DIRECTION - Filter the entries and keep only the lines where the string "icon" appears.

DATA ENTRIES -
────────────────────────────────────────
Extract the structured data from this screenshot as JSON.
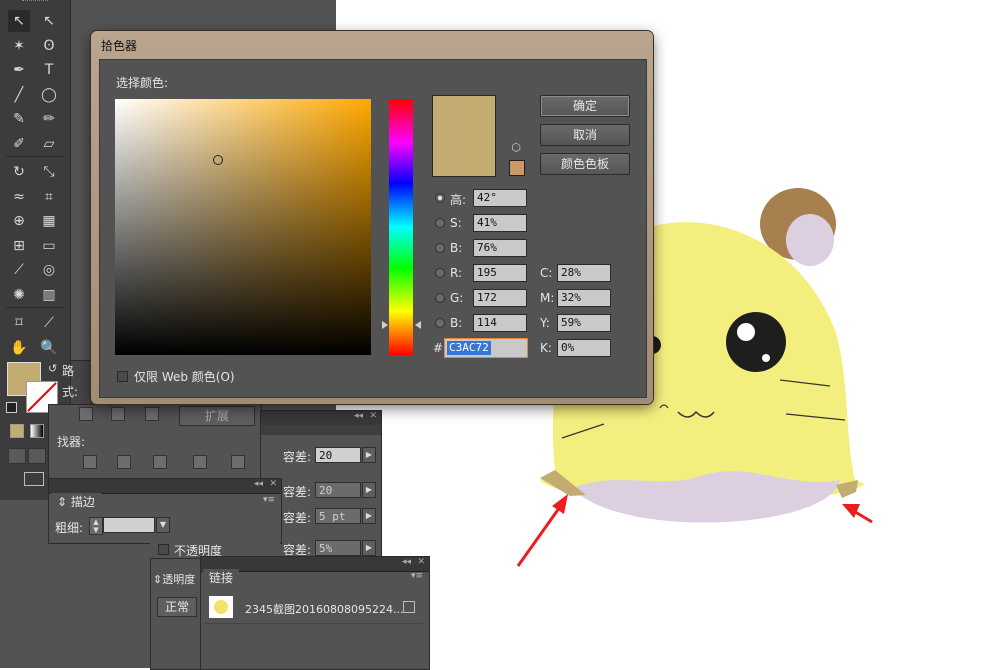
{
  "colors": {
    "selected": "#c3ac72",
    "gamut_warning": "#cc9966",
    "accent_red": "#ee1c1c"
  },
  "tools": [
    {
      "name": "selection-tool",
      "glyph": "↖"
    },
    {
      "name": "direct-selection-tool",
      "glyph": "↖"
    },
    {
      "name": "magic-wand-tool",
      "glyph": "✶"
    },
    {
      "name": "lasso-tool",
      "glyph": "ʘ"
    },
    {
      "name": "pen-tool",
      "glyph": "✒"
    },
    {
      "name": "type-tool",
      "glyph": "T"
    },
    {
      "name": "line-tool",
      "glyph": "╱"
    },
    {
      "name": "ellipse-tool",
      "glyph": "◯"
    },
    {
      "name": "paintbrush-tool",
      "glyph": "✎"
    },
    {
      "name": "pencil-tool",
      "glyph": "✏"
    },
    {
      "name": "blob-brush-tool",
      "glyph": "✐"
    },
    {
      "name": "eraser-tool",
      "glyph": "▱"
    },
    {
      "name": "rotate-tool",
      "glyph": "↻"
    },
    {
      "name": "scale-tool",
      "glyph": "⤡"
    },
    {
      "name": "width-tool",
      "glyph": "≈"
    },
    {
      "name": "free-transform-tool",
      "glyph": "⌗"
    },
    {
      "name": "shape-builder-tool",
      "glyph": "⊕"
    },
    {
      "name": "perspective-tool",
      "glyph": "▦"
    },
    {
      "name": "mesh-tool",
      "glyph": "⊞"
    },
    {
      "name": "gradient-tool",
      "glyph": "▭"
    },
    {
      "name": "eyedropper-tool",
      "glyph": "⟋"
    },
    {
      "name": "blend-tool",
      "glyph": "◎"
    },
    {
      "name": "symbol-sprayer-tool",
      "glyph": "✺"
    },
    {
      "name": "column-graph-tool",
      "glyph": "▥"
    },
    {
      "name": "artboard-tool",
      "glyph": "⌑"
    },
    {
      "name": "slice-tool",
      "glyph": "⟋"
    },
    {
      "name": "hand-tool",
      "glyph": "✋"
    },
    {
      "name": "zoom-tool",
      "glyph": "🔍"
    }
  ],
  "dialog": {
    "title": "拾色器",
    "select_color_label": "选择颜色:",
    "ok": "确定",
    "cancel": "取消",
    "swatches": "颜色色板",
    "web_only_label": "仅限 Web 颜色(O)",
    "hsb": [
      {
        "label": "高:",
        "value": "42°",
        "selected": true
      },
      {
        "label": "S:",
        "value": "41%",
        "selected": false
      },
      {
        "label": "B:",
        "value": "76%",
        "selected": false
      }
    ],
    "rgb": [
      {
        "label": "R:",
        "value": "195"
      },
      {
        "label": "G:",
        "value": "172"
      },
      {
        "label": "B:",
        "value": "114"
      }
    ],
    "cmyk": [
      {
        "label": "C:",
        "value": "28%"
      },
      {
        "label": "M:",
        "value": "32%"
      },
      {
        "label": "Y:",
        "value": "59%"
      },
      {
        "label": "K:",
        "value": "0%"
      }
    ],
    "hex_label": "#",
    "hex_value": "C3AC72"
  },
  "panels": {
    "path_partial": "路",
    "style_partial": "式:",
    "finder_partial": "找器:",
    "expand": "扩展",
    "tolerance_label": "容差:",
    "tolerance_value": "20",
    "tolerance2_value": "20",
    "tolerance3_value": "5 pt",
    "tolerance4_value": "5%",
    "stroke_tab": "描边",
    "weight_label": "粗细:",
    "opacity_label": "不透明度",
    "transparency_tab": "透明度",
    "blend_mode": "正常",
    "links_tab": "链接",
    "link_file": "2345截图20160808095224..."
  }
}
────────────────────────────────────────
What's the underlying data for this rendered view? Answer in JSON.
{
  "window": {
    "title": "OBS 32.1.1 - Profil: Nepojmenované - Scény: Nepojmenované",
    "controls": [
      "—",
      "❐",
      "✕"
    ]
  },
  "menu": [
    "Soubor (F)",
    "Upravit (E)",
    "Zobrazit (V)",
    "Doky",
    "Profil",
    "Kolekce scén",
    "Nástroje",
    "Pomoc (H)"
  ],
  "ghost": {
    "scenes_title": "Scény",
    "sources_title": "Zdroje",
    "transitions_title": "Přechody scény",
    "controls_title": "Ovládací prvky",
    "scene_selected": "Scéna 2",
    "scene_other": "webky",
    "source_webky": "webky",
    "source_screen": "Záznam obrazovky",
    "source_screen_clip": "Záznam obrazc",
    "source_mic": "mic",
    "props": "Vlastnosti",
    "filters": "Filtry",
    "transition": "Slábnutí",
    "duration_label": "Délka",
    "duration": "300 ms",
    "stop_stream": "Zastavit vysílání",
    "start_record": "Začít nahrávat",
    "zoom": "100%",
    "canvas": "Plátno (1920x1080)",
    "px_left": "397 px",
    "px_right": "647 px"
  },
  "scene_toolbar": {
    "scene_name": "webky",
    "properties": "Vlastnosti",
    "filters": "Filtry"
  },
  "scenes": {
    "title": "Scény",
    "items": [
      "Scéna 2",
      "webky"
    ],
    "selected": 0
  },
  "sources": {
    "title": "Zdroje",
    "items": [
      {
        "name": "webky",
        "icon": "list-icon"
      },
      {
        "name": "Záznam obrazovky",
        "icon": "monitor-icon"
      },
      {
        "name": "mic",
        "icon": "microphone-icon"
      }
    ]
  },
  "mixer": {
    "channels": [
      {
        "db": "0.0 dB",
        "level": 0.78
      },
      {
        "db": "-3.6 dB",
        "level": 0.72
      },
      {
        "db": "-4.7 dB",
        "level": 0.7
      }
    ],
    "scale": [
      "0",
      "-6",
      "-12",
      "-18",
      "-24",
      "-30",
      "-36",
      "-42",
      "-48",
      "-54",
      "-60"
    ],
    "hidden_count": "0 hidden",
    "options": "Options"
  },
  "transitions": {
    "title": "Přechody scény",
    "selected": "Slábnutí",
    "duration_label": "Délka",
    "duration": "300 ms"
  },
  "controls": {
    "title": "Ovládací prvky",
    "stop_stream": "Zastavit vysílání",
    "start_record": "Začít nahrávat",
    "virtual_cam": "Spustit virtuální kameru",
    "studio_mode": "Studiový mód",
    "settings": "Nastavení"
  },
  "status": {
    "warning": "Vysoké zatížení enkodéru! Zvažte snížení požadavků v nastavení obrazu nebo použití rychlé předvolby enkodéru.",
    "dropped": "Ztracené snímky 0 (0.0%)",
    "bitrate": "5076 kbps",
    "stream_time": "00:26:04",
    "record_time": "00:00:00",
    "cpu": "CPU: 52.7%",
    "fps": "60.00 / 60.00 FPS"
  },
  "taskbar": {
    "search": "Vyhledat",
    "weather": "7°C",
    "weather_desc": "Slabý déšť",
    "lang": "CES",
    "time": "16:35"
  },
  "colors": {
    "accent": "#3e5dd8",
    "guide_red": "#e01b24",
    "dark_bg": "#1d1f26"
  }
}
────────────────────────────────────────
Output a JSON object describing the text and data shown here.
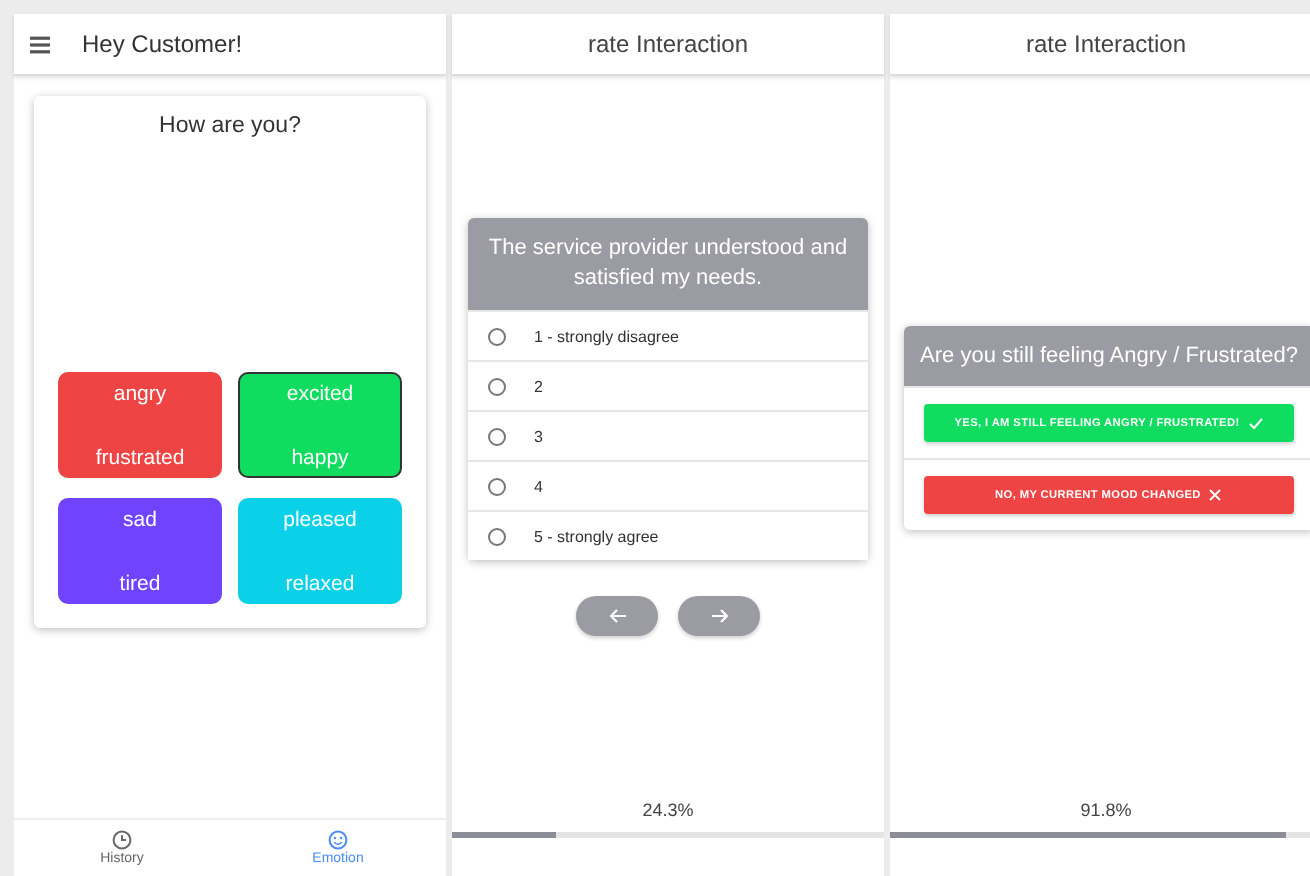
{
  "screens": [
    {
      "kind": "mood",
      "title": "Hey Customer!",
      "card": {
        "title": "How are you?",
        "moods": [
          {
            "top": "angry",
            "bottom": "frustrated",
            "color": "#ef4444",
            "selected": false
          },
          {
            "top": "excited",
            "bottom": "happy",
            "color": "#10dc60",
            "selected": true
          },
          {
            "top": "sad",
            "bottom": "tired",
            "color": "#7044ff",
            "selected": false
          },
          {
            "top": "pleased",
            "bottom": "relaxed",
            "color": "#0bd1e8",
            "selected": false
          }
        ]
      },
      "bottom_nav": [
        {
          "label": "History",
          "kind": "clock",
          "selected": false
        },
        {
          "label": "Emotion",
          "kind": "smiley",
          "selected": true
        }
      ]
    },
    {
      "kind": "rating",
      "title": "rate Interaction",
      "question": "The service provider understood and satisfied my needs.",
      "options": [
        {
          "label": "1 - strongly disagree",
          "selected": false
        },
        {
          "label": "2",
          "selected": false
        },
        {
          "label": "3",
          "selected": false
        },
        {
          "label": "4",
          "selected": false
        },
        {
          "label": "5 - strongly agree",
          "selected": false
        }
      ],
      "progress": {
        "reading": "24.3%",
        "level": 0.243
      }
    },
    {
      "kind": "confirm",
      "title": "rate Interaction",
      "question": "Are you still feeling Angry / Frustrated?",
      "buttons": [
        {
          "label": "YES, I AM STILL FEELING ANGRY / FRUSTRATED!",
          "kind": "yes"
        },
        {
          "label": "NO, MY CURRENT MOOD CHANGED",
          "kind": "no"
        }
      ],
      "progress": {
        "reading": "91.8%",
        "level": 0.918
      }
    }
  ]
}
────────────────────────────────────────
FINAL RESULT -
        "icon": "list-icon"
        "icon": "monitor-icon"
        "icon": "microphone-icon"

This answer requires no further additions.